* [Objective 1]
According to the forum thread, how many years has the first poster owned a Ford 1720?
* [Objective 2]
From the records, keep only the lines that contain the string "Quotations". Matches must have the same uppercase and lowercase letters.

* [Page text]
###
# What Kubota compact tractor is equal to or step up from Ford 1720?



## GreenBarn2 (Apr 21, 2021)

I've owned a Ford 1720 for 28 years. It's been a great tractor, but getting long in the tooth. And when you can find parts for it, the prices are astronomical. And I'd like something I can put a front mount snowblower on (been pushing snow with a snowblade mounted to my loader arms. After this winter's unrelenting snows, kicked off by a surprise 40" December snowfall, I'm ready to up my snow removal game... and sit in a nice heated cab while doing so.

So I'm window shopping new tractors. What I'm finding is that one needs to buy a considerably larger machine to get something that's as solidly built as a 1720 or of similar loader and 3 point lift capacity, and similar weight (important I think for loader work and for authority plowing snow).

I'm a bit turned off by CNH parts support, that many Ford / NH compact tractors and implements are not made by New Holland, or so I'm told (the 1720 was made by Shibaura, who exited the tractor business about 20 years ago).

So I'm looking at Kubota, which is now the leading brand in upstate NY. I'm liking that their equipment and fact that their tractors and implements are made by Kubota themselves (Kubota bought Great Plains Manufacturing, parent of Land Pride about 5 years ago).

Question is what model Kubota is the equal to or step up from a 1720, in your opinion?


----------



## pogobill (Jan 31, 2012)

Hey GreenBarn2, I think the closest equivilent tractor, new would be the LX series. I think it's the smallest tractor that has an optional cab. Used, I think the B3030 with a cab would be in the ball park. Just be sure you investigate the implement selection before you buy to make sure you can get a front mount blower for anything you buy.


----------
###
(Item position entries)

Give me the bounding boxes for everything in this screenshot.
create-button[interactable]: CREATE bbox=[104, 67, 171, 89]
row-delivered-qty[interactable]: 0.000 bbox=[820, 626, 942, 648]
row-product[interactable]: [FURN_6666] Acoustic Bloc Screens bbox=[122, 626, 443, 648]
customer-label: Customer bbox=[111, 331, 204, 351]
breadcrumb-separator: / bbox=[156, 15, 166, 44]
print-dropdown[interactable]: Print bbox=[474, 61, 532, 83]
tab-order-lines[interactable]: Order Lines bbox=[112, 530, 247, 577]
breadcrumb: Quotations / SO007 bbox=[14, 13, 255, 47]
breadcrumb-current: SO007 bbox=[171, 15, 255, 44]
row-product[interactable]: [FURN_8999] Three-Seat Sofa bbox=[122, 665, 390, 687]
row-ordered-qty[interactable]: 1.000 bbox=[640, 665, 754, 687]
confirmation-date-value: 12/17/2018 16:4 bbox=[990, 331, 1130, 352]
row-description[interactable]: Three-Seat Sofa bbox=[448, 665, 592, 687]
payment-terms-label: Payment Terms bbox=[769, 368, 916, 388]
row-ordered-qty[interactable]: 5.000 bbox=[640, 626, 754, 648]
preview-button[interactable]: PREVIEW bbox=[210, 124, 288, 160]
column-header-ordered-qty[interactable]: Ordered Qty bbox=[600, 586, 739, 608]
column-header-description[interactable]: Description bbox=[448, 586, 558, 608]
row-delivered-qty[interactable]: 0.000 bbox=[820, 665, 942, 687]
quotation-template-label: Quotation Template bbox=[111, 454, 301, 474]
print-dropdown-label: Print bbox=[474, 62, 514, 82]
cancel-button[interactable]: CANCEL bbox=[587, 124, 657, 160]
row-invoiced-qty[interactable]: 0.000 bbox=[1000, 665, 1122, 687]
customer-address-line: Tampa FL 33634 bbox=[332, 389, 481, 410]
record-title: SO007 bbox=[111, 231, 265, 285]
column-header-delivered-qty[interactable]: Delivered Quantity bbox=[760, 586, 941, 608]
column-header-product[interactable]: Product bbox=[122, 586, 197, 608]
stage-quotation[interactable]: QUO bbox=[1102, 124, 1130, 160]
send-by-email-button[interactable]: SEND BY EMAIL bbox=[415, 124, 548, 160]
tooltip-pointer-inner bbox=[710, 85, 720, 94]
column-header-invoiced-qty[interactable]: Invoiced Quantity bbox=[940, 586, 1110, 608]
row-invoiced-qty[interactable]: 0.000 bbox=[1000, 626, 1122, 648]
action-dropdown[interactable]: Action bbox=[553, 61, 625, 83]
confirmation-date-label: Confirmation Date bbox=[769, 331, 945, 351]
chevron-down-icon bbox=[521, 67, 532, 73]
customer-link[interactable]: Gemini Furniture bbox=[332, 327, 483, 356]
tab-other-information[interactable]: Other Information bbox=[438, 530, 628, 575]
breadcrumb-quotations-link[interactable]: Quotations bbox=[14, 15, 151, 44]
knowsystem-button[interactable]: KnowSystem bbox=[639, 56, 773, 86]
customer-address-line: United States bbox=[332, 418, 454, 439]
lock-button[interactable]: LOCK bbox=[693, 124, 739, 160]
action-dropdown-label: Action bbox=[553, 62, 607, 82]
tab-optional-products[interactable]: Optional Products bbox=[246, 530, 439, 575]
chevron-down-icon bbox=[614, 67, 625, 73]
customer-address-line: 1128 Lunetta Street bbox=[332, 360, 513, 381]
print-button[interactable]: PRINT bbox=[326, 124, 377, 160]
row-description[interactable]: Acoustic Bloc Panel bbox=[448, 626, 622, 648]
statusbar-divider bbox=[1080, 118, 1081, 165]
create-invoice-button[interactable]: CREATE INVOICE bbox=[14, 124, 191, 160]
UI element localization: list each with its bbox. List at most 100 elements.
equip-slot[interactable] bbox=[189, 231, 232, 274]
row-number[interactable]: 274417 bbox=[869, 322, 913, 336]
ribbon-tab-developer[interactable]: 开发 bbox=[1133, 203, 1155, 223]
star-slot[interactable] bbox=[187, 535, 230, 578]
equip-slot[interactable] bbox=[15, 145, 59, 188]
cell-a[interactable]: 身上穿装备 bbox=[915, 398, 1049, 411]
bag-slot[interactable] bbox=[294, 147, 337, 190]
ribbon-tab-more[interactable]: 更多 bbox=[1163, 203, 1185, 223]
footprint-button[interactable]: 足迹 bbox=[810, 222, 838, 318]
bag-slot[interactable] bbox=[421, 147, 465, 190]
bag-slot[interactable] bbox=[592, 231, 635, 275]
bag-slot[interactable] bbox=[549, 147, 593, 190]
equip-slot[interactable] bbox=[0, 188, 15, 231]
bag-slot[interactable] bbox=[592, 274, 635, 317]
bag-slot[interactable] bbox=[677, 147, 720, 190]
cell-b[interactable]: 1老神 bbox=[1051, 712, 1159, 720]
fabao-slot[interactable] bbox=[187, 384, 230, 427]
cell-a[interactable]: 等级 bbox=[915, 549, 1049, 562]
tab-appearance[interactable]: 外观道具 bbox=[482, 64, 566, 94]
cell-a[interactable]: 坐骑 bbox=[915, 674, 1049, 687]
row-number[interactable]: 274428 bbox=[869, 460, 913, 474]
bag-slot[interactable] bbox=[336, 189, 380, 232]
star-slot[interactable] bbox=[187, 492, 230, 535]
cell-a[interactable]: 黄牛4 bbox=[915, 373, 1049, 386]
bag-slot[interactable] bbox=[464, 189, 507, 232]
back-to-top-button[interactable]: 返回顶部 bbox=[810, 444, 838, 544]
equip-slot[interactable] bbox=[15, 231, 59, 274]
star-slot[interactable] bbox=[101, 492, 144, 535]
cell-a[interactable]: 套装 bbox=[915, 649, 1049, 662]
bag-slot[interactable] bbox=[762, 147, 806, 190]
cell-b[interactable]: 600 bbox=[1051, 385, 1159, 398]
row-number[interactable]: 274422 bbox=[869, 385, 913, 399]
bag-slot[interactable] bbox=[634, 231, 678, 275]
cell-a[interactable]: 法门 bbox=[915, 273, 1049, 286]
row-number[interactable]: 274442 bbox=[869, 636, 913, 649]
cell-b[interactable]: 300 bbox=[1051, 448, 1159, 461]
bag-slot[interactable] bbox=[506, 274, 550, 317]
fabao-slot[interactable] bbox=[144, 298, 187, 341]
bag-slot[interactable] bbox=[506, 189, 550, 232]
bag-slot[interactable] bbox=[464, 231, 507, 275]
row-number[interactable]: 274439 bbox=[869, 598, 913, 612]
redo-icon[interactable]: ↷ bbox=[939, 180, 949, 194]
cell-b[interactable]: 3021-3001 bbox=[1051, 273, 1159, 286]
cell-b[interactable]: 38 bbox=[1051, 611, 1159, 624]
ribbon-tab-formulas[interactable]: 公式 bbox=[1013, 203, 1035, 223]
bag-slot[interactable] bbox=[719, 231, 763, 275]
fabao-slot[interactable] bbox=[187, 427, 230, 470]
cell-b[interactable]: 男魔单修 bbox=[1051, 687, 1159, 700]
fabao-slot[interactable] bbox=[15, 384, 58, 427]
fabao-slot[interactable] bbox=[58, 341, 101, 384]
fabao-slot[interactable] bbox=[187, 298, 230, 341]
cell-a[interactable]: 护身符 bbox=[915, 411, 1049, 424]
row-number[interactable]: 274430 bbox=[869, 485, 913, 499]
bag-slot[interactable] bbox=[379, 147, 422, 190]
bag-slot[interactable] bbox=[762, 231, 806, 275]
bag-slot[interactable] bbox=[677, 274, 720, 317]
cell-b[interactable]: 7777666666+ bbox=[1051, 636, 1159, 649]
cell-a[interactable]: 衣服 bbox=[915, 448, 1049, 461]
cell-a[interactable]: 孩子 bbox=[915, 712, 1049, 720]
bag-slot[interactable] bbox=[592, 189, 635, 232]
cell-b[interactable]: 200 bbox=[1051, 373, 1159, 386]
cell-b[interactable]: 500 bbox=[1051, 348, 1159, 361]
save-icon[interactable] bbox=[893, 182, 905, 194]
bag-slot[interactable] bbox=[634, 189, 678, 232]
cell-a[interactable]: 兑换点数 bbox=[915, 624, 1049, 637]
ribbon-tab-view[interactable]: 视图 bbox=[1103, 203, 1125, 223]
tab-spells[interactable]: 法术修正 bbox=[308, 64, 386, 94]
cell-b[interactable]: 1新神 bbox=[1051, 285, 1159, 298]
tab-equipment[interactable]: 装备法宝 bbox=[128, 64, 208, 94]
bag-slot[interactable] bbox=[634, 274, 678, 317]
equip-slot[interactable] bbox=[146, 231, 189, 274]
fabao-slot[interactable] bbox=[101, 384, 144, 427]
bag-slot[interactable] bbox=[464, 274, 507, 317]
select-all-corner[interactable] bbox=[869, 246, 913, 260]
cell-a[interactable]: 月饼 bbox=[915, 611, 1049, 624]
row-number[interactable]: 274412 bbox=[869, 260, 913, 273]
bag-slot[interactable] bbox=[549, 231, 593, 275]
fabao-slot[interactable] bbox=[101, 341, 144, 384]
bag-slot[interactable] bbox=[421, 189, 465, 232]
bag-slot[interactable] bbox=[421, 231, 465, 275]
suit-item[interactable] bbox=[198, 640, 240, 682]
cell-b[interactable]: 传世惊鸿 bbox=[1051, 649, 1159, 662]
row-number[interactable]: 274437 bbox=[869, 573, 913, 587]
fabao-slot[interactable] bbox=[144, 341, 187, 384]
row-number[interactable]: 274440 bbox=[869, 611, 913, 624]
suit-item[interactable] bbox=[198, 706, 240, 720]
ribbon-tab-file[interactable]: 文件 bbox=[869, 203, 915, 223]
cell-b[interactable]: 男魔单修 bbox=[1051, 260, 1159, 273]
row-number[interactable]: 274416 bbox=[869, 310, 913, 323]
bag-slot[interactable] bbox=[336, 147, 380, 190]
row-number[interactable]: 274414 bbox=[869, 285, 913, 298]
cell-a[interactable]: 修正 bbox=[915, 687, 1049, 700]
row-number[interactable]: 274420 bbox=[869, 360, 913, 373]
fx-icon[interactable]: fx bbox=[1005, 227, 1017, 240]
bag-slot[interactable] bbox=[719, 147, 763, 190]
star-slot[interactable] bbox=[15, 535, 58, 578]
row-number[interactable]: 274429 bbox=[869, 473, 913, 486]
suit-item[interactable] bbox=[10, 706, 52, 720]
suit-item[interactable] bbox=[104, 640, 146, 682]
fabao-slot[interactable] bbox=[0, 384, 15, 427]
###
* [Worked answer 1]
28 years.

* [Worked answer 2]
breadcrumb: Quotations / SO007 bbox=[14, 13, 255, 47]
breadcrumb-quotations-link[interactable]: Quotations bbox=[14, 15, 151, 44]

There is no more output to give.